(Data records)

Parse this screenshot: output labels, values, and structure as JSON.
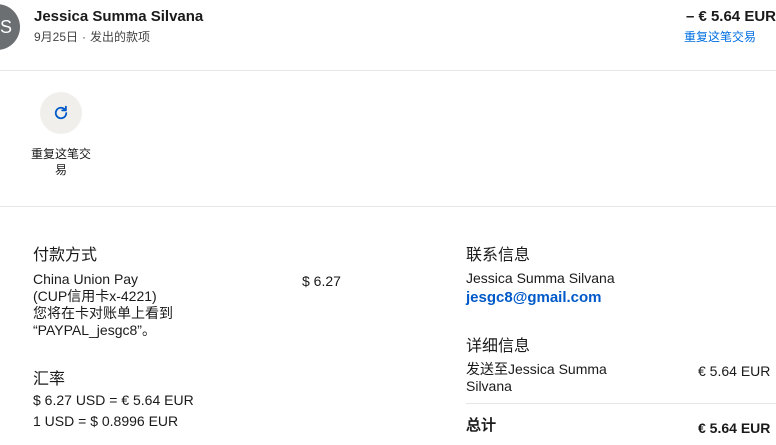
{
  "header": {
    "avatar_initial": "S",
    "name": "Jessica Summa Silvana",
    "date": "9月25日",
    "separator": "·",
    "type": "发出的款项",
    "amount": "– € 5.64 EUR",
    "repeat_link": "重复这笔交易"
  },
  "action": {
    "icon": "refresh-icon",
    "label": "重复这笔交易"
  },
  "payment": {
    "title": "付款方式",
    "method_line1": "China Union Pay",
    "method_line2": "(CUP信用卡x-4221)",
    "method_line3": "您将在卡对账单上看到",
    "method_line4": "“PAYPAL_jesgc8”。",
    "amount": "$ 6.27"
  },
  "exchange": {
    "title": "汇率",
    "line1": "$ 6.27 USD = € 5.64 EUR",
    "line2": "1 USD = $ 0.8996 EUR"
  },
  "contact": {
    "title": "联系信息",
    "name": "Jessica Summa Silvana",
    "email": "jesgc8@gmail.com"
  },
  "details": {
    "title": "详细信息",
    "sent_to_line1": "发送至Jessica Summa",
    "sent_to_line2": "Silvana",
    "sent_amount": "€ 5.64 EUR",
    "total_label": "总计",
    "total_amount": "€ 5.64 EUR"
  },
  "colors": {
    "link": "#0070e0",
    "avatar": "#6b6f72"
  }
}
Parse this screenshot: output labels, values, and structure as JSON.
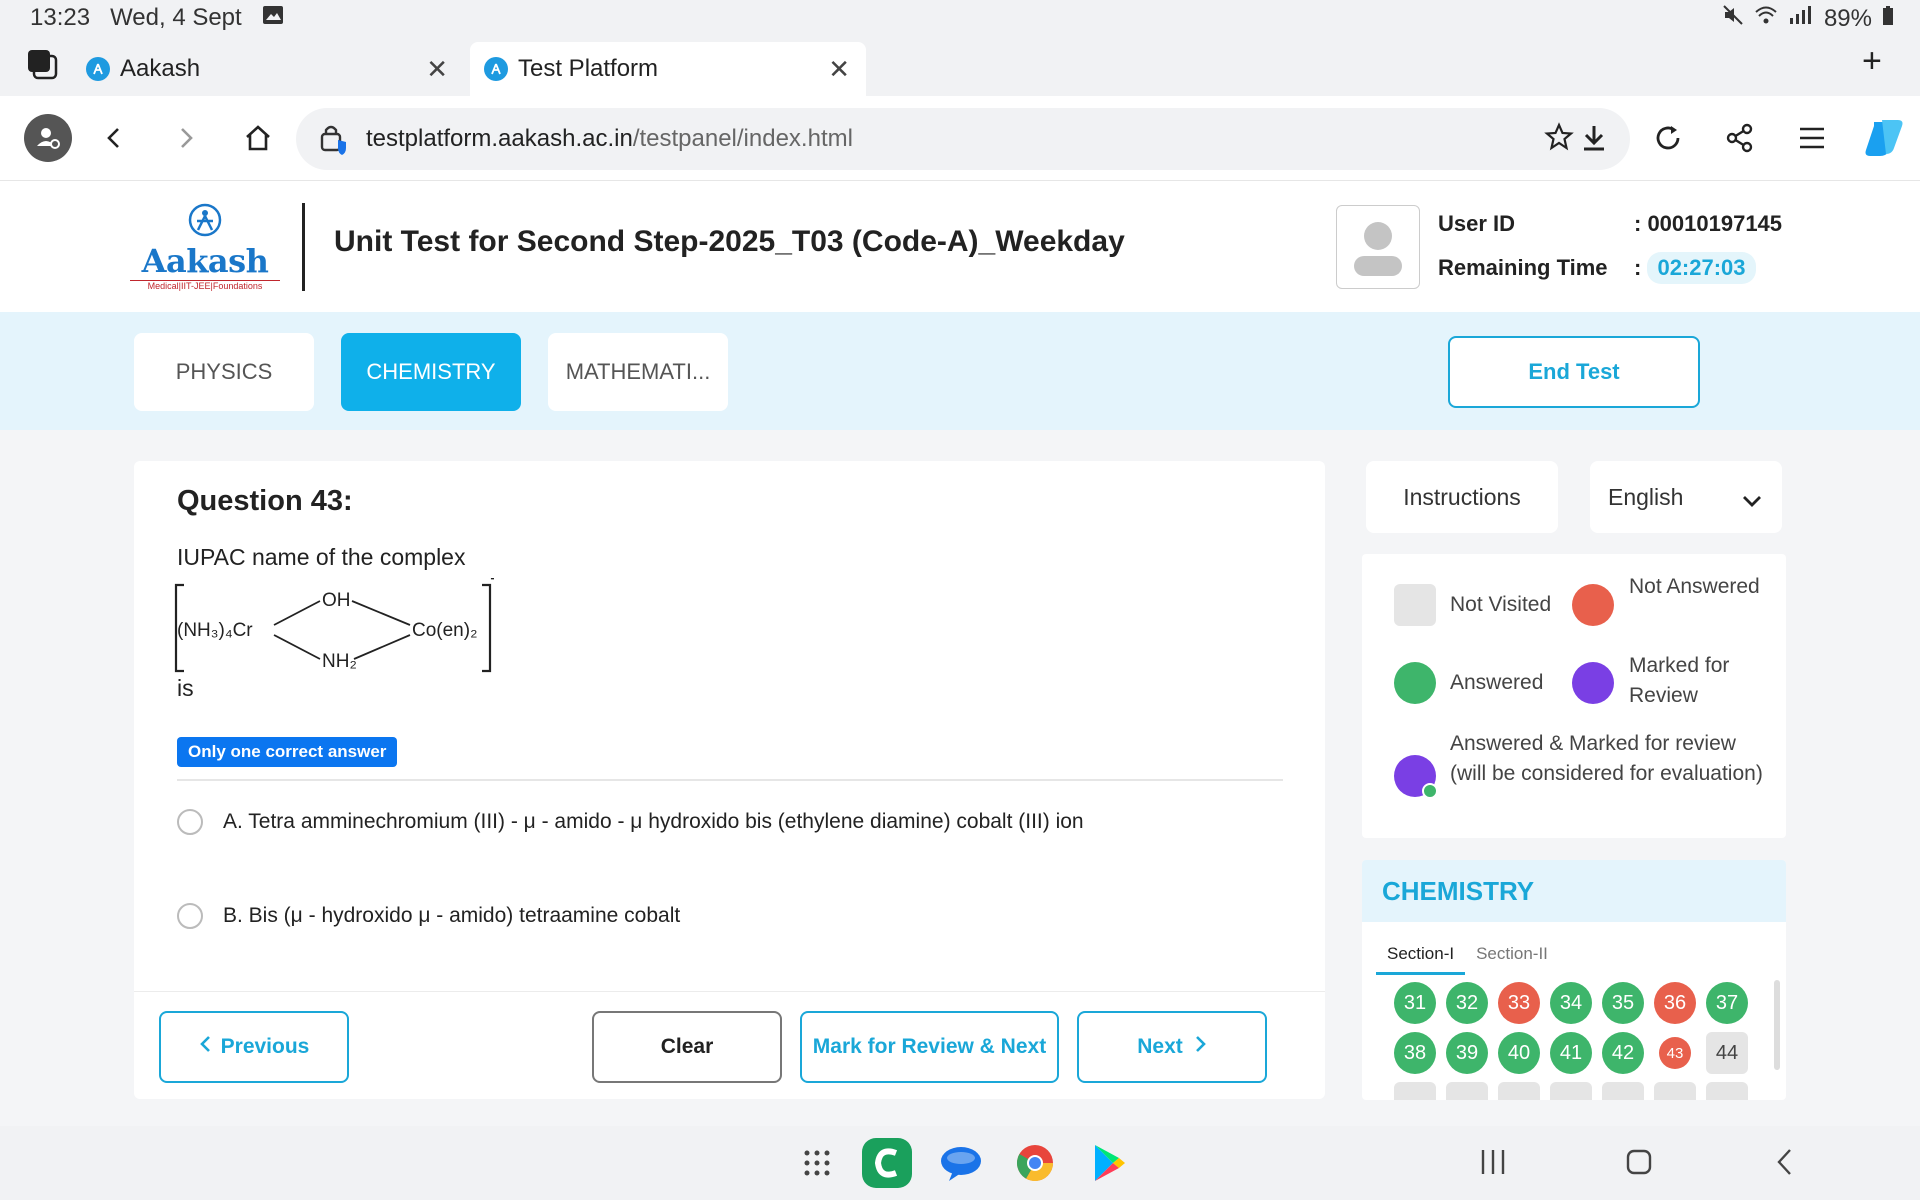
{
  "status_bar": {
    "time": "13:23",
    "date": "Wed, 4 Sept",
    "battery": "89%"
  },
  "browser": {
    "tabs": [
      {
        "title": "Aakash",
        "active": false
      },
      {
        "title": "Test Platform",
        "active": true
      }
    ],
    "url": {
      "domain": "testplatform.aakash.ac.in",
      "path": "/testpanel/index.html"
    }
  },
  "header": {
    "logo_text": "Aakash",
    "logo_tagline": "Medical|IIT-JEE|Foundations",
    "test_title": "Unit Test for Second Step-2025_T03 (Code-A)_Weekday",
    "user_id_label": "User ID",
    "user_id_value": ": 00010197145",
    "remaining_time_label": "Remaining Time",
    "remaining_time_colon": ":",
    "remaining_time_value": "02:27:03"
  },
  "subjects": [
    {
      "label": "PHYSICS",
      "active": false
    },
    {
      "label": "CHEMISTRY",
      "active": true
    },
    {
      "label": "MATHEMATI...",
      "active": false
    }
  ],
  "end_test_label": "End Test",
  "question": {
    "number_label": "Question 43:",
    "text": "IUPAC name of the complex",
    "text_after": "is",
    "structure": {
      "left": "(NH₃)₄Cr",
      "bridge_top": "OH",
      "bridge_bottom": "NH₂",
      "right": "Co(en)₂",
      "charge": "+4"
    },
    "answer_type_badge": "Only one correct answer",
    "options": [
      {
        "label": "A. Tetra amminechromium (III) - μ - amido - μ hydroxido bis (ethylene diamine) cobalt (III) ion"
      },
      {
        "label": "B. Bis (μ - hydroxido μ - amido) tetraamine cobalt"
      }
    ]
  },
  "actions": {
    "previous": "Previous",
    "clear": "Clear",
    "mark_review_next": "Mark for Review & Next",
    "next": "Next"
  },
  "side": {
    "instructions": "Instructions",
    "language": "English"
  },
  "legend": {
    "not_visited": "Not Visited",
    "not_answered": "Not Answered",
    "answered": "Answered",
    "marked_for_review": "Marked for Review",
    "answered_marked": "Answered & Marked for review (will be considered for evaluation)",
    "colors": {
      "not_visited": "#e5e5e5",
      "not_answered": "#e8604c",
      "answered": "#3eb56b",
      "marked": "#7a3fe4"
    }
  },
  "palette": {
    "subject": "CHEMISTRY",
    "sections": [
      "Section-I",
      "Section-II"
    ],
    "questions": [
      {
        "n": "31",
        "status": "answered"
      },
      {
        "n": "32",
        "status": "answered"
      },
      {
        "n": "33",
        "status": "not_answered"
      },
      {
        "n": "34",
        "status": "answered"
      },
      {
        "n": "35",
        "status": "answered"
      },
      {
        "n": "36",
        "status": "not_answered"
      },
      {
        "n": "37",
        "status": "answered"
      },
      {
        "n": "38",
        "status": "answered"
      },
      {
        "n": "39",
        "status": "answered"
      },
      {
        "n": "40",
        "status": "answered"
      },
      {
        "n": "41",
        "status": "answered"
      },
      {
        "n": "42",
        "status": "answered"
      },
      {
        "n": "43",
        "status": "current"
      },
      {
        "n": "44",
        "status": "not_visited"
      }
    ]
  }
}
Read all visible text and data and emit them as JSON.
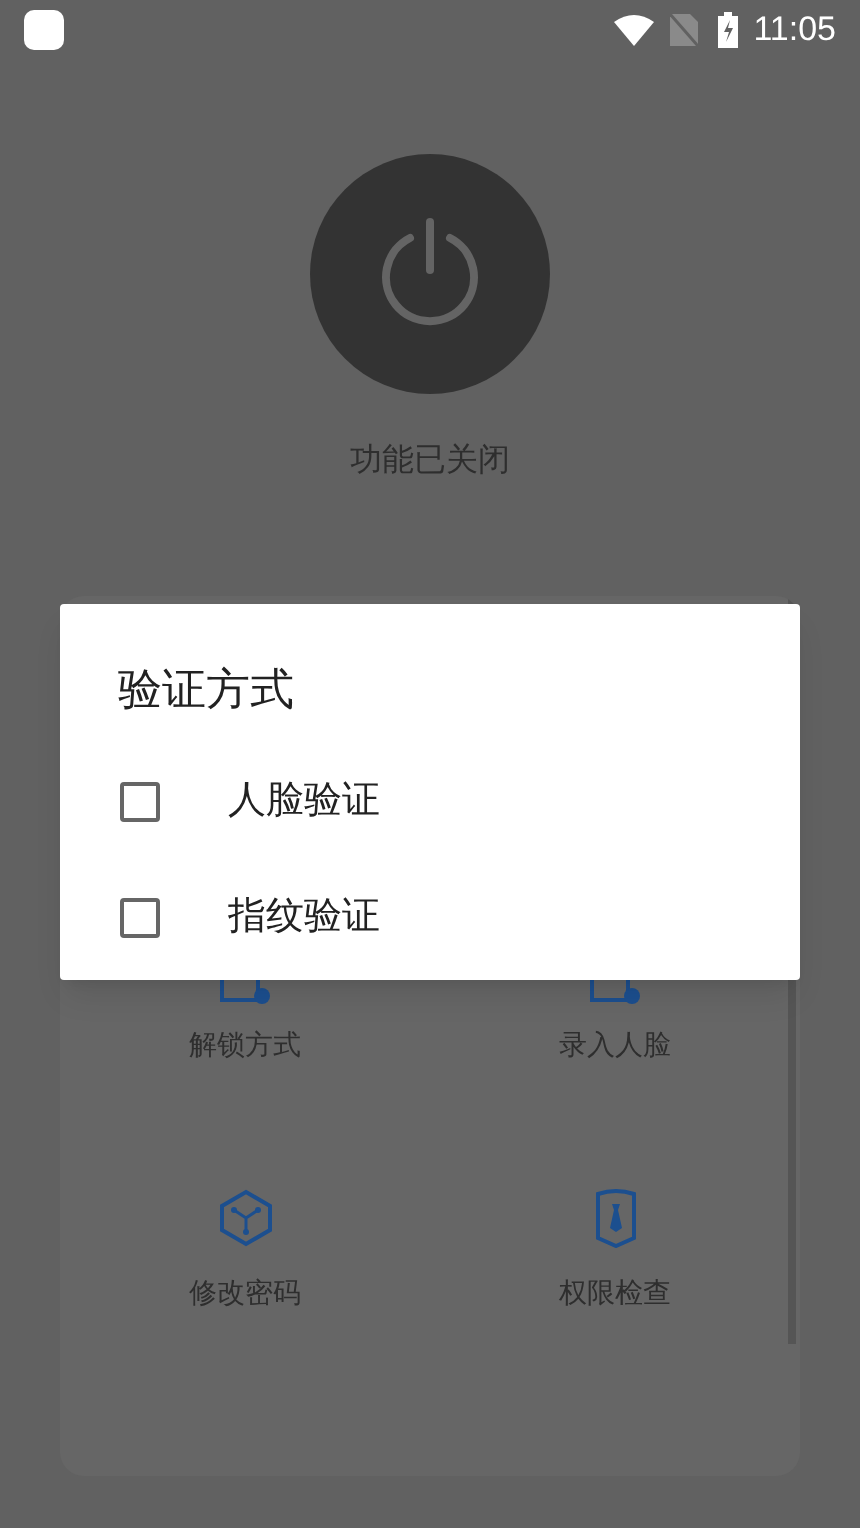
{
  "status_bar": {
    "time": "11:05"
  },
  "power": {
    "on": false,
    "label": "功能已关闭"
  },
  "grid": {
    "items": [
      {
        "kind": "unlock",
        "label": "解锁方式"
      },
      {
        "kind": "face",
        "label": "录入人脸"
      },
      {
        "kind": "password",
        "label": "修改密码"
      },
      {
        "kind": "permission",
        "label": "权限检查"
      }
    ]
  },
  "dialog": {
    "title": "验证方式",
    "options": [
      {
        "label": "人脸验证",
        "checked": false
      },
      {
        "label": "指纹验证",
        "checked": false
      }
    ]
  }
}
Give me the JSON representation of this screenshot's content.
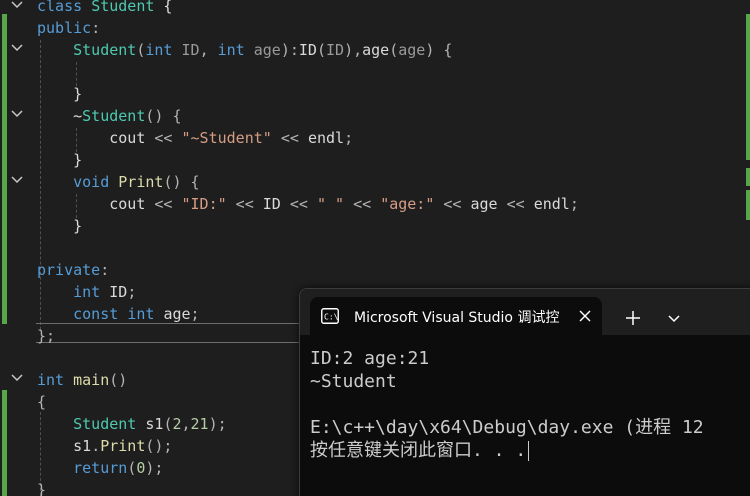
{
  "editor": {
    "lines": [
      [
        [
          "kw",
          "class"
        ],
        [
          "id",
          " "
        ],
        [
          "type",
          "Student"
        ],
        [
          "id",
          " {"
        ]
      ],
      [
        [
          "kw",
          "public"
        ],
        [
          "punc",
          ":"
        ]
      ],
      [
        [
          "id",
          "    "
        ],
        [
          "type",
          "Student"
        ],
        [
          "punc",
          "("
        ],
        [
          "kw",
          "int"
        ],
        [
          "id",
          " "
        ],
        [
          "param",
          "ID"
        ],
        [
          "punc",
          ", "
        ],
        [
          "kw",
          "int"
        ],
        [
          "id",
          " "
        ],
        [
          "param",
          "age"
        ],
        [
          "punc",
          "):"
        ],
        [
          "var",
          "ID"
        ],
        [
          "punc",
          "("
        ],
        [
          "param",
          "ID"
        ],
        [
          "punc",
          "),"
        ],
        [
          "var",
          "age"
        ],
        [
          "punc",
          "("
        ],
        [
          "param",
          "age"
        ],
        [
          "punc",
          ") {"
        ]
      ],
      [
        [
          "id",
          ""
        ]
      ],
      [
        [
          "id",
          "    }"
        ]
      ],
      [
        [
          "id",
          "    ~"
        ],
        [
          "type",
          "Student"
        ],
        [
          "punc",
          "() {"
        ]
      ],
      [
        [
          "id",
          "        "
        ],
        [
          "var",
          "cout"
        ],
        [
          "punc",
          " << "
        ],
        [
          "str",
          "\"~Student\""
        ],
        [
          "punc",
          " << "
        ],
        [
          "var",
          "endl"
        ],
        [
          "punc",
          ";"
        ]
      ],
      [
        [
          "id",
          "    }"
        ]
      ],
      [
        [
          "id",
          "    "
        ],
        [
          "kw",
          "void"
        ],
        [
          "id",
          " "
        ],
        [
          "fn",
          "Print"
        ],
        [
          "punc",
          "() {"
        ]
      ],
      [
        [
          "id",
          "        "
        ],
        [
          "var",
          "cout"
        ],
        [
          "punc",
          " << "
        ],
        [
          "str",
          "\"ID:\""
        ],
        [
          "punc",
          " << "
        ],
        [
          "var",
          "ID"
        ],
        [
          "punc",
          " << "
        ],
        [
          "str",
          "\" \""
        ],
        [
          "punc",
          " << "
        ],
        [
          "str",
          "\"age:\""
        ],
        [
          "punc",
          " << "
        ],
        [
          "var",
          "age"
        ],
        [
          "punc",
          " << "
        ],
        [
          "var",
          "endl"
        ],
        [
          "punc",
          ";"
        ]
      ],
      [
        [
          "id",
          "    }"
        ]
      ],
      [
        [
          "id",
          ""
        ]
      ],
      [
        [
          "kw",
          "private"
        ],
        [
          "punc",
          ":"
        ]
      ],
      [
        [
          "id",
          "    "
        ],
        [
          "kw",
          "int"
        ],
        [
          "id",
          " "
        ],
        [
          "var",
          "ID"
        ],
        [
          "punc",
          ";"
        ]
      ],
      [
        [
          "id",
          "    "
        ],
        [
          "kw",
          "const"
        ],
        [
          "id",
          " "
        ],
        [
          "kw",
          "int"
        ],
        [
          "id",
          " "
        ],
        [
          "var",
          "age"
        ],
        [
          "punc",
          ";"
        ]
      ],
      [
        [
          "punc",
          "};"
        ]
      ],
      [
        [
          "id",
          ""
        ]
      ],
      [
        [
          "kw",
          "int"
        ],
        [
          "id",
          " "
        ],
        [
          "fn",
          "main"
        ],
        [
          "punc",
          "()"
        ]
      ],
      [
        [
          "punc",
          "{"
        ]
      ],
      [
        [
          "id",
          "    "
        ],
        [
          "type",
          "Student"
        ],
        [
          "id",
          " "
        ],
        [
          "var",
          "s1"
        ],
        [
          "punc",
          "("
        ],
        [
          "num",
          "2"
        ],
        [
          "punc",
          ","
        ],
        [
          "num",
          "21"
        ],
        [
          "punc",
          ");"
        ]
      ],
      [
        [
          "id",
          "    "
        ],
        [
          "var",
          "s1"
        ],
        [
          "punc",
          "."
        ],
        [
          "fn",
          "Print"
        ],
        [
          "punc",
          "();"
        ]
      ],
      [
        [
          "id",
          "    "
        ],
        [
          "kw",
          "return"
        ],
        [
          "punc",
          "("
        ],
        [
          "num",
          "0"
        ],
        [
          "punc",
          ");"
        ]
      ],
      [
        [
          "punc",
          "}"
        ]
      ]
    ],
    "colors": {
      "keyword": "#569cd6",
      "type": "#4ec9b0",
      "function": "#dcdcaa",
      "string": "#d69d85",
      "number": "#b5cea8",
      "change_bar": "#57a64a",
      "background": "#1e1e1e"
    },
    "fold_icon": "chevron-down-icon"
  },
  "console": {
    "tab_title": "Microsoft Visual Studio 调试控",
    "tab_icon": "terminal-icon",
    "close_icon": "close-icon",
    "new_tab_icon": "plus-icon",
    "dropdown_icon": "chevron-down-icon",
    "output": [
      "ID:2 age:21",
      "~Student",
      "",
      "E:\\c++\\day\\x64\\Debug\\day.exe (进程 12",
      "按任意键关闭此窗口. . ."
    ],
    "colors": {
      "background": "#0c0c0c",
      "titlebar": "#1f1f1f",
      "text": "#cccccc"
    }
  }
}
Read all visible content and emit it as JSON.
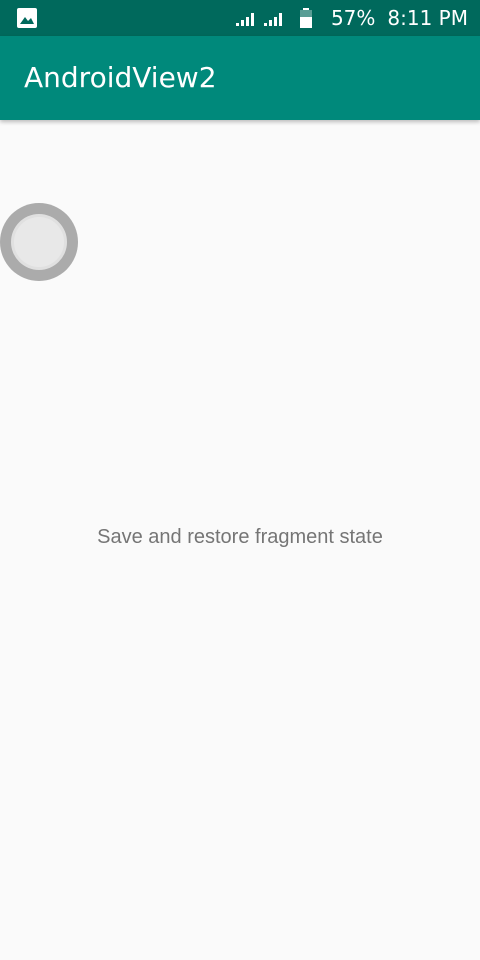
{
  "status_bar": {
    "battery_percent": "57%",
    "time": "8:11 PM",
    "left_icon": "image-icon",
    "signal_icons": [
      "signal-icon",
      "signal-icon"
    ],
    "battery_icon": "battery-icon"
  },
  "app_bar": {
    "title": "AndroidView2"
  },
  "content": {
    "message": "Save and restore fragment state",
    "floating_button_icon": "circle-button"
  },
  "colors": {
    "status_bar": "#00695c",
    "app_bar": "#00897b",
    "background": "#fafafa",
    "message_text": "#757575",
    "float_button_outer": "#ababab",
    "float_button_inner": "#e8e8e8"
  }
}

> _What the exercise asks_
Ascertain the number of lines in the entries that include the word "content", and report only that number.

> _Answer for this exercise_
3